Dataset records

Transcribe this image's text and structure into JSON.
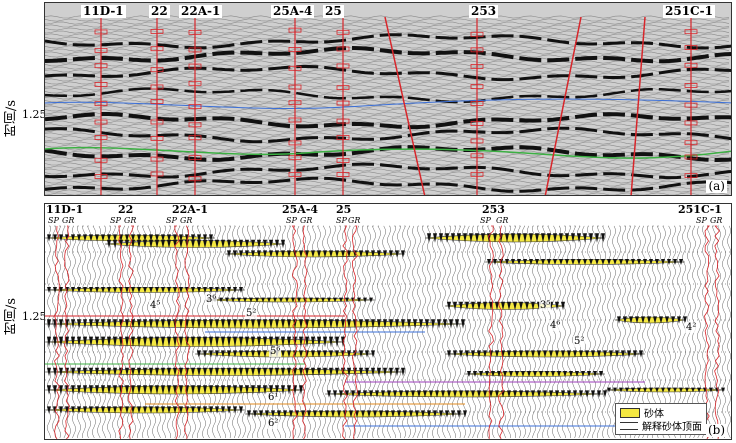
{
  "figure": {
    "y_axis_label": "时间/s",
    "y_tick": "1.25",
    "panel_a_tag": "(a)",
    "panel_b_tag": "(b)"
  },
  "wells_a": [
    "11D-1",
    "22",
    "22A-1",
    "25A-4",
    "25",
    "253",
    "251C-1"
  ],
  "wells_b": [
    "11D-1",
    "22",
    "22A-1",
    "25A-4",
    "25",
    "253",
    "251C-1"
  ],
  "curves": {
    "sp": "SP",
    "gr": "GR"
  },
  "sand_labels": [
    "4⁵",
    "3⁶",
    "5²",
    "5⁶",
    "6¹",
    "6²",
    "3⁵",
    "4⁶",
    "5²",
    "4²"
  ],
  "legend": {
    "sand": "砂体",
    "top": "解释砂体顶面"
  },
  "colors": {
    "sand": "#f4e842",
    "well_line": "#d8262b",
    "green_horizon": "#3cb043",
    "blue_horizon": "#3a6fd8"
  }
}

EXERCISE
Copy the records exactly. Skip the pictures.

OUTPUT OF THE TASK
Transcribe this image's text and structure into JSON.
{
  "figure": {
    "y_axis_label": "时间/s",
    "y_tick": "1.25",
    "panel_a_tag": "(a)",
    "panel_b_tag": "(b)"
  },
  "wells_a": [
    "11D-1",
    "22",
    "22A-1",
    "25A-4",
    "25",
    "253",
    "251C-1"
  ],
  "wells_b": [
    "11D-1",
    "22",
    "22A-1",
    "25A-4",
    "25",
    "253",
    "251C-1"
  ],
  "curves": {
    "sp": "SP",
    "gr": "GR"
  },
  "sand_labels": [
    "4⁵",
    "3⁶",
    "5²",
    "5⁶",
    "6¹",
    "6²",
    "3⁵",
    "4⁶",
    "5²",
    "4²"
  ],
  "legend": {
    "sand": "砂体",
    "top": "解释砂体顶面"
  },
  "colors": {
    "sand": "#f4e842",
    "well_line": "#d8262b",
    "green_horizon": "#3cb043",
    "blue_horizon": "#3a6fd8"
  }
}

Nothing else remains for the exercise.